### The task
Locate the lines of the listing below that hold "JSON", then copy each of them.

### Available records
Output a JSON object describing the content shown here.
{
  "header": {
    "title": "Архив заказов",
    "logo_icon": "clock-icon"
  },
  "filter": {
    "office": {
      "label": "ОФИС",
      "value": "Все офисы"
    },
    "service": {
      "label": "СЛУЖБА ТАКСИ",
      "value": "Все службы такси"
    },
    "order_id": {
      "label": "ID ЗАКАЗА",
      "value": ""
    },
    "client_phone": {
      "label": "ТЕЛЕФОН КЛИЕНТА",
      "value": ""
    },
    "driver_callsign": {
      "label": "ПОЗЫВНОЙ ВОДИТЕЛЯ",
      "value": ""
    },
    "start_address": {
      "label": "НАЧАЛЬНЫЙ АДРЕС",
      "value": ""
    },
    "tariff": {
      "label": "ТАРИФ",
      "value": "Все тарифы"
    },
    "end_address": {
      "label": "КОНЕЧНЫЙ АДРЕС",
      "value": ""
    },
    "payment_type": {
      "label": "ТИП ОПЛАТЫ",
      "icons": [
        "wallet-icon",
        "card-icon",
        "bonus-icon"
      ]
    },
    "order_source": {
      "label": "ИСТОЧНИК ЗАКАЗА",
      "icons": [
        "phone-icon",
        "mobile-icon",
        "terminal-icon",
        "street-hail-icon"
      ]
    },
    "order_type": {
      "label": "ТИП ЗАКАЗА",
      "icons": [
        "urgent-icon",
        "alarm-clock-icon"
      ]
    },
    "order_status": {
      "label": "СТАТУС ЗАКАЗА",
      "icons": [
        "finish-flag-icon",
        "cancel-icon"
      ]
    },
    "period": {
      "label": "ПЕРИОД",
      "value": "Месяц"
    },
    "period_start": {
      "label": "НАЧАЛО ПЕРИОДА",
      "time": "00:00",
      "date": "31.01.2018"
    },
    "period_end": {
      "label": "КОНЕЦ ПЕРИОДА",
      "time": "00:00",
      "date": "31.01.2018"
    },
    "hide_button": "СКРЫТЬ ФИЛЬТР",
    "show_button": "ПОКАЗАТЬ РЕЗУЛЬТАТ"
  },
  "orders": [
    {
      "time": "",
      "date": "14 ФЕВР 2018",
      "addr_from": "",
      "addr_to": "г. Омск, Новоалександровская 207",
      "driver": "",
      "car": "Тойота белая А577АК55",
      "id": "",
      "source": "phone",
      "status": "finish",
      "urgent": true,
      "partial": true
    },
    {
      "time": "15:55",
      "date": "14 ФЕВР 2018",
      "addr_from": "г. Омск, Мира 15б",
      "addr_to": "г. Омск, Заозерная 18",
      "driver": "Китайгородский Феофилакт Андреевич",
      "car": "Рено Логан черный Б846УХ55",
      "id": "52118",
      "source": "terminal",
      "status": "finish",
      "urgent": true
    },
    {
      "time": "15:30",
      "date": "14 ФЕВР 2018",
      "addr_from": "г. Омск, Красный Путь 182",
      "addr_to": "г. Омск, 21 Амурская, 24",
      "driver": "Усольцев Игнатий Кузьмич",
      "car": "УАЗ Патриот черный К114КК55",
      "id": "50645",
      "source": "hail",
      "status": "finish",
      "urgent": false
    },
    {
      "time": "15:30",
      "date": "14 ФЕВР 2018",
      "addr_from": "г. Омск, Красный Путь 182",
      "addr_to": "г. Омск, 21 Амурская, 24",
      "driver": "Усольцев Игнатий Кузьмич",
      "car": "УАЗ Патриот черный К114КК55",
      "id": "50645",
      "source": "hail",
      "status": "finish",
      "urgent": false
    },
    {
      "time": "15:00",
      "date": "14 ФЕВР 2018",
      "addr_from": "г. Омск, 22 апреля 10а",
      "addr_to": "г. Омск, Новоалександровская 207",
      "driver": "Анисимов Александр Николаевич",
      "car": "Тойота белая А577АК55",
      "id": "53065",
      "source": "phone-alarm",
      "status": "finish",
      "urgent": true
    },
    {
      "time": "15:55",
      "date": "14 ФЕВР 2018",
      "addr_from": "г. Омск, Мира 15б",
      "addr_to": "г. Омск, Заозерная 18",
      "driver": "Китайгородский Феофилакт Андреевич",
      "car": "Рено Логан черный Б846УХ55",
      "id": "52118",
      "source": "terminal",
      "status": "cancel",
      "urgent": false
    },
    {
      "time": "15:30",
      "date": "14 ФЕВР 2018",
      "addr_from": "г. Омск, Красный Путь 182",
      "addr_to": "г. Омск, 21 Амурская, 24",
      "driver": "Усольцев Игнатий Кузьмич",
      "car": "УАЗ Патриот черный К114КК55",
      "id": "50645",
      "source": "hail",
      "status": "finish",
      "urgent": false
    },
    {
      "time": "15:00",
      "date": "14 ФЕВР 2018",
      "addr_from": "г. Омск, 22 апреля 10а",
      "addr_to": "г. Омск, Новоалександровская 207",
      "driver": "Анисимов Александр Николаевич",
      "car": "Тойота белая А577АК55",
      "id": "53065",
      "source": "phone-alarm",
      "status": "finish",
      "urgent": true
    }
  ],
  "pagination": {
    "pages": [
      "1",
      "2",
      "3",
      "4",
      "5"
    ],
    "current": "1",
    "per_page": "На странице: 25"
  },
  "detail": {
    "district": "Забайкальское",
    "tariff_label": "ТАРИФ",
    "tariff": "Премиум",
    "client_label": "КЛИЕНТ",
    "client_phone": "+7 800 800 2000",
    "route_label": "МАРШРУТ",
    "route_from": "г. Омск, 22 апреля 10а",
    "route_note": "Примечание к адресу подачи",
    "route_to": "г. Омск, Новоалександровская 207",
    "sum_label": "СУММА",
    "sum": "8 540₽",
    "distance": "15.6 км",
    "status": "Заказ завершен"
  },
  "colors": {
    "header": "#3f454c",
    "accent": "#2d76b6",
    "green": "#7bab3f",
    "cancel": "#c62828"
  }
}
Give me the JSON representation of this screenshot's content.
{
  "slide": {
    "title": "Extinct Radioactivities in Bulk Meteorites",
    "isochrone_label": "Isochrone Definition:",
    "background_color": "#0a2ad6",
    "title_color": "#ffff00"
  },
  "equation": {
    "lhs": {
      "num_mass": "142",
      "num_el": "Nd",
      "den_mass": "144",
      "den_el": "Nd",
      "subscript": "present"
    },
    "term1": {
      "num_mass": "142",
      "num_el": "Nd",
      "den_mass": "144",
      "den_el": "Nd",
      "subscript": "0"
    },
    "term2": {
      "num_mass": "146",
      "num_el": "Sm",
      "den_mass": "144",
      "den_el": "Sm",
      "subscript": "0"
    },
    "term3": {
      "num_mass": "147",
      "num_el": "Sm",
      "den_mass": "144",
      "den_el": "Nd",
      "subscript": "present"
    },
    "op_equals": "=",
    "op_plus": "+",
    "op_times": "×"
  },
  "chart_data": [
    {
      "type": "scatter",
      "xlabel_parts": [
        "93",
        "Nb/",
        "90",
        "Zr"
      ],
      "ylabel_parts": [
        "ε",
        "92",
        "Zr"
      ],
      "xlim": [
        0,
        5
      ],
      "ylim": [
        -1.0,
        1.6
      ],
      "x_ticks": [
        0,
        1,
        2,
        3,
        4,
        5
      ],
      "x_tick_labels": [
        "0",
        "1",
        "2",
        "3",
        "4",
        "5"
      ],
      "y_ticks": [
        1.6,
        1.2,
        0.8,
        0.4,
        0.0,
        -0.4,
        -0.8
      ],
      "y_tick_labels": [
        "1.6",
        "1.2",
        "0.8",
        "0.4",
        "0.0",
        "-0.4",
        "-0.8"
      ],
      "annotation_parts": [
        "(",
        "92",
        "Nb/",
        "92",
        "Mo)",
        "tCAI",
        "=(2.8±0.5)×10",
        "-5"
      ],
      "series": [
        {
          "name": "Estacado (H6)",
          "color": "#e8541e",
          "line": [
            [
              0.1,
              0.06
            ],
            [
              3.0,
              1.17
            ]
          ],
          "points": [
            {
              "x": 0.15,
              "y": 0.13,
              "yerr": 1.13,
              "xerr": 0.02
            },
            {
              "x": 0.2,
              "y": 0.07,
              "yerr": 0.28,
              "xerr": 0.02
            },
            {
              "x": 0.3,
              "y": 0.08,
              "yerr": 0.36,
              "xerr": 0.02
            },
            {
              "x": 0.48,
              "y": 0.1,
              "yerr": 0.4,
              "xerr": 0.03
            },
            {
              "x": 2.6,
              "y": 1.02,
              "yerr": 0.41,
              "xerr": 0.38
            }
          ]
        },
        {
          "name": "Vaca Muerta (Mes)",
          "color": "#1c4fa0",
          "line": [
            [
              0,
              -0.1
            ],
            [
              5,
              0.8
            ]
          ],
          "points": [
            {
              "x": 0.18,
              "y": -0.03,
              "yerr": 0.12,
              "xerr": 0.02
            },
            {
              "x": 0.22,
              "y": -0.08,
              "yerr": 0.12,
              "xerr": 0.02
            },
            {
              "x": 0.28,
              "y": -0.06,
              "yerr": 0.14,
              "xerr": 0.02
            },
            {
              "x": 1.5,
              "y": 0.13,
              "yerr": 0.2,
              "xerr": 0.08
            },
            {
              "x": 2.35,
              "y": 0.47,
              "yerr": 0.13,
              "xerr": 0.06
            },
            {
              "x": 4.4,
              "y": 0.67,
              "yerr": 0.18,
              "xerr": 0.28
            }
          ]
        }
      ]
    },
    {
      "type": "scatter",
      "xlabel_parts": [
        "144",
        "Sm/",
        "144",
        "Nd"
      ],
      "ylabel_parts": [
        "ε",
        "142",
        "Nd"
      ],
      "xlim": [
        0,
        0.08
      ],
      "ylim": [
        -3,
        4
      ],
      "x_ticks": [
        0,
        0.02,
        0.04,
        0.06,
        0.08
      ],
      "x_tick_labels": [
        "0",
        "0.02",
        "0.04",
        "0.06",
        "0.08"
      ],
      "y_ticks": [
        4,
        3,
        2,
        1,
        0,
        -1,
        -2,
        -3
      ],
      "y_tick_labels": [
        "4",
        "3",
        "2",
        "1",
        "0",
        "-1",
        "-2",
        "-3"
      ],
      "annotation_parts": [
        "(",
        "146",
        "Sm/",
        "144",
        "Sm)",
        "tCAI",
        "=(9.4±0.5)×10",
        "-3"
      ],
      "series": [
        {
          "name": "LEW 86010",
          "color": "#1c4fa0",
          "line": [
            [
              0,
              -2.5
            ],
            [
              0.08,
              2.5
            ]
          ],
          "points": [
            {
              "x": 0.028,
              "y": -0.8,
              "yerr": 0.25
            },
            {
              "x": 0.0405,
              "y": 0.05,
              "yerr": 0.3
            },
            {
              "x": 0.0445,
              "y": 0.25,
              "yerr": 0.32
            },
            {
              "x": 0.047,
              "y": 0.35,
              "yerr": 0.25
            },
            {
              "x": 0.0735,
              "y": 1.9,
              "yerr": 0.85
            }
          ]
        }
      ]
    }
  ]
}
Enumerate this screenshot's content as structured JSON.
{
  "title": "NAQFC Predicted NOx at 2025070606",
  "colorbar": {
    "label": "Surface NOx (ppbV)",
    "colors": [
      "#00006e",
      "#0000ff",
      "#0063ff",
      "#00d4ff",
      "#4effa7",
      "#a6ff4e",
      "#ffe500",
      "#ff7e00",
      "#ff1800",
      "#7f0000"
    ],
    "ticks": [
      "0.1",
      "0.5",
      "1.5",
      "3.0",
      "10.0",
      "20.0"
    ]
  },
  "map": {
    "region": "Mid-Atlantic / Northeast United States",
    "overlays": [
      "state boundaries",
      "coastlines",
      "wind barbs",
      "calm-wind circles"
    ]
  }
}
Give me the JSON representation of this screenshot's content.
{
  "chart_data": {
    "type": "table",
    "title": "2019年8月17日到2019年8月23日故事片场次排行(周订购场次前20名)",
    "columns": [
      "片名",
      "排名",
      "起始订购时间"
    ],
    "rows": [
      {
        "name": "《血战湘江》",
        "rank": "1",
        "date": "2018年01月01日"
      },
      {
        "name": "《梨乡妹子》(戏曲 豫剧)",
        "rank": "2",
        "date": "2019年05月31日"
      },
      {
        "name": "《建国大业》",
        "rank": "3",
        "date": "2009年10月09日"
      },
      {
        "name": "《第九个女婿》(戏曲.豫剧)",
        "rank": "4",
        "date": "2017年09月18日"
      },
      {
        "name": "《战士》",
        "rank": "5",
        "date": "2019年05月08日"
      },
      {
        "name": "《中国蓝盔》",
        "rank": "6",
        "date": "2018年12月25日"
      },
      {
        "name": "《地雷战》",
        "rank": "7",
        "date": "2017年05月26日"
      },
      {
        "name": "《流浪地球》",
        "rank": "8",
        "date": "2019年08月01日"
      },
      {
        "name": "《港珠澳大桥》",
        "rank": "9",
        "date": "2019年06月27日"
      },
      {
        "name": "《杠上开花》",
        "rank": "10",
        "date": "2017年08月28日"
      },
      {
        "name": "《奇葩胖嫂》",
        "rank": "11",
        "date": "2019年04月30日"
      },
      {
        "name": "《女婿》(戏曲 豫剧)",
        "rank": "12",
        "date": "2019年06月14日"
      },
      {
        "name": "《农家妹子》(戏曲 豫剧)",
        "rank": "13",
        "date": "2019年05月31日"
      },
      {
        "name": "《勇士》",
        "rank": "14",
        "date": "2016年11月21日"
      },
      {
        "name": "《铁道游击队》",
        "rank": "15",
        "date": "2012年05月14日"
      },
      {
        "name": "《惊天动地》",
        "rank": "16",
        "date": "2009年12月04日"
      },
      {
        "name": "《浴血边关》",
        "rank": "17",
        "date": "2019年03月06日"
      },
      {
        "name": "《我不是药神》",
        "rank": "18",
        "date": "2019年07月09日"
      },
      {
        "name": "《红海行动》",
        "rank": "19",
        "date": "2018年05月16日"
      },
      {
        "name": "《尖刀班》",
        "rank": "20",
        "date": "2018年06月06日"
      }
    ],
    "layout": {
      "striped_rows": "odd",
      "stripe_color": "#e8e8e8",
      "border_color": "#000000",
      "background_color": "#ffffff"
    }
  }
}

### Solved exercise
Output a JSON object describing the content shown here.
Give me the JSON representation of this screenshot's content.
Enumerate this screenshot's content as structured JSON.
Give me the JSON representation of this screenshot's content.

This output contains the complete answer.